#### Written instruction:
Present the following data again exactly as it is shown.

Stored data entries
>>
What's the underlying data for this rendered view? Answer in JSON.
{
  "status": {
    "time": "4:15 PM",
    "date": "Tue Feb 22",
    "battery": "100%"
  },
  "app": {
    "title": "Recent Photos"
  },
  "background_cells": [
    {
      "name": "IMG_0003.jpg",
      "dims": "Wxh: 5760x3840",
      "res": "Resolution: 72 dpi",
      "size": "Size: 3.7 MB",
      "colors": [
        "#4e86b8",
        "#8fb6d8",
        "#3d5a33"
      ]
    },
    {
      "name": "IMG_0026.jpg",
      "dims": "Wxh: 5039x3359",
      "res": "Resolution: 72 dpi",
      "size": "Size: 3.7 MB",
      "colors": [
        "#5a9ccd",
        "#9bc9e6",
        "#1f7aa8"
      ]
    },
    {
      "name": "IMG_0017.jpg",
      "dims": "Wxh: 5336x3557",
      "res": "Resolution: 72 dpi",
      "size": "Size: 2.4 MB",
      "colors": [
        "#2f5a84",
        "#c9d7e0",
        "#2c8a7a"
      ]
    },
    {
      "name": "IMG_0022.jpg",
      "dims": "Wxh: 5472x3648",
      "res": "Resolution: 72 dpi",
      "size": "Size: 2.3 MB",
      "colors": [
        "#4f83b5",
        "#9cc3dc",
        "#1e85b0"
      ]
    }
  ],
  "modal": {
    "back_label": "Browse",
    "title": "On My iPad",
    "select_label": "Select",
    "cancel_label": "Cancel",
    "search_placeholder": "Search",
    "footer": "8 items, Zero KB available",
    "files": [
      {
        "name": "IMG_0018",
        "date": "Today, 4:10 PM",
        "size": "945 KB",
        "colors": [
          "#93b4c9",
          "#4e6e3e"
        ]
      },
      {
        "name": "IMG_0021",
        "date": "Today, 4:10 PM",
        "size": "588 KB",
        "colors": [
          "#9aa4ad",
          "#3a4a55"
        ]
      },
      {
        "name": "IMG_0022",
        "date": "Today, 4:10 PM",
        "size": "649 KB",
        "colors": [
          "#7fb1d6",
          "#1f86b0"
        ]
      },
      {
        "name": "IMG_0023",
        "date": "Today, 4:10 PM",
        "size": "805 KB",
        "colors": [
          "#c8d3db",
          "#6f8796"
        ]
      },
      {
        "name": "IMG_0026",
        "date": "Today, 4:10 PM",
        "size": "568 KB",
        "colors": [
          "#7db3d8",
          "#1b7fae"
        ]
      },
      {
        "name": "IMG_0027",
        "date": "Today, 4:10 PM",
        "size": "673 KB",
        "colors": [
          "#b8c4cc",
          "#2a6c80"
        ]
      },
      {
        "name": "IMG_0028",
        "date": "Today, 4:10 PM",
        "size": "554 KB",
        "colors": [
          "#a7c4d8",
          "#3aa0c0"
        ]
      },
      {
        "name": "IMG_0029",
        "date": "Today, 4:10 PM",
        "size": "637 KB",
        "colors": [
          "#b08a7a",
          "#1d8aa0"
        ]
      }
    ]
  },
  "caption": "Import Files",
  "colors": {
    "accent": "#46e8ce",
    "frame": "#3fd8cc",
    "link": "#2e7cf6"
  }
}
<<
#### Output for this exercise:
What's the underlying data for this rendered view? Answer in JSON.
{
  "status": {
    "time": "4:15 PM",
    "date": "Tue Feb 22",
    "battery": "100%"
  },
  "app": {
    "title": "Recent Photos"
  },
  "background_cells": [
    {
      "name": "IMG_0003.jpg",
      "dims": "Wxh: 5760x3840",
      "res": "Resolution: 72 dpi",
      "size": "Size: 3.7 MB",
      "colors": [
        "#4e86b8",
        "#8fb6d8",
        "#3d5a33"
      ]
    },
    {
      "name": "IMG_0026.jpg",
      "dims": "Wxh: 5039x3359",
      "res": "Resolution: 72 dpi",
      "size": "Size: 3.7 MB",
      "colors": [
        "#5a9ccd",
        "#9bc9e6",
        "#1f7aa8"
      ]
    },
    {
      "name": "IMG_0017.jpg",
      "dims": "Wxh: 5336x3557",
      "res": "Resolution: 72 dpi",
      "size": "Size: 2.4 MB",
      "colors": [
        "#2f5a84",
        "#c9d7e0",
        "#2c8a7a"
      ]
    },
    {
      "name": "IMG_0022.jpg",
      "dims": "Wxh: 5472x3648",
      "res": "Resolution: 72 dpi",
      "size": "Size: 2.3 MB",
      "colors": [
        "#4f83b5",
        "#9cc3dc",
        "#1e85b0"
      ]
    }
  ],
  "modal": {
    "back_label": "Browse",
    "title": "On My iPad",
    "select_label": "Select",
    "cancel_label": "Cancel",
    "search_placeholder": "Search",
    "footer": "8 items, Zero KB available",
    "files": [
      {
        "name": "IMG_0018",
        "date": "Today, 4:10 PM",
        "size": "945 KB",
        "colors": [
          "#93b4c9",
          "#4e6e3e"
        ]
      },
      {
        "name": "IMG_0021",
        "date": "Today, 4:10 PM",
        "size": "588 KB",
        "colors": [
          "#9aa4ad",
          "#3a4a55"
        ]
      },
      {
        "name": "IMG_0022",
        "date": "Today, 4:10 PM",
        "size": "649 KB",
        "colors": [
          "#7fb1d6",
          "#1f86b0"
        ]
      },
      {
        "name": "IMG_0023",
        "date": "Today, 4:10 PM",
        "size": "805 KB",
        "colors": [
          "#c8d3db",
          "#6f8796"
        ]
      },
      {
        "name": "IMG_0026",
        "date": "Today, 4:10 PM",
        "size": "568 KB",
        "colors": [
          "#7db3d8",
          "#1b7fae"
        ]
      },
      {
        "name": "IMG_0027",
        "date": "Today, 4:10 PM",
        "size": "673 KB",
        "colors": [
          "#b8c4cc",
          "#2a6c80"
        ]
      },
      {
        "name": "IMG_0028",
        "date": "Today, 4:10 PM",
        "size": "554 KB",
        "colors": [
          "#a7c4d8",
          "#3aa0c0"
        ]
      },
      {
        "name": "IMG_0029",
        "date": "Today, 4:10 PM",
        "size": "637 KB",
        "colors": [
          "#b08a7a",
          "#1d8aa0"
        ]
      }
    ]
  },
  "caption": "Import Files",
  "colors": {
    "accent": "#46e8ce",
    "frame": "#3fd8cc",
    "link": "#2e7cf6"
  }
}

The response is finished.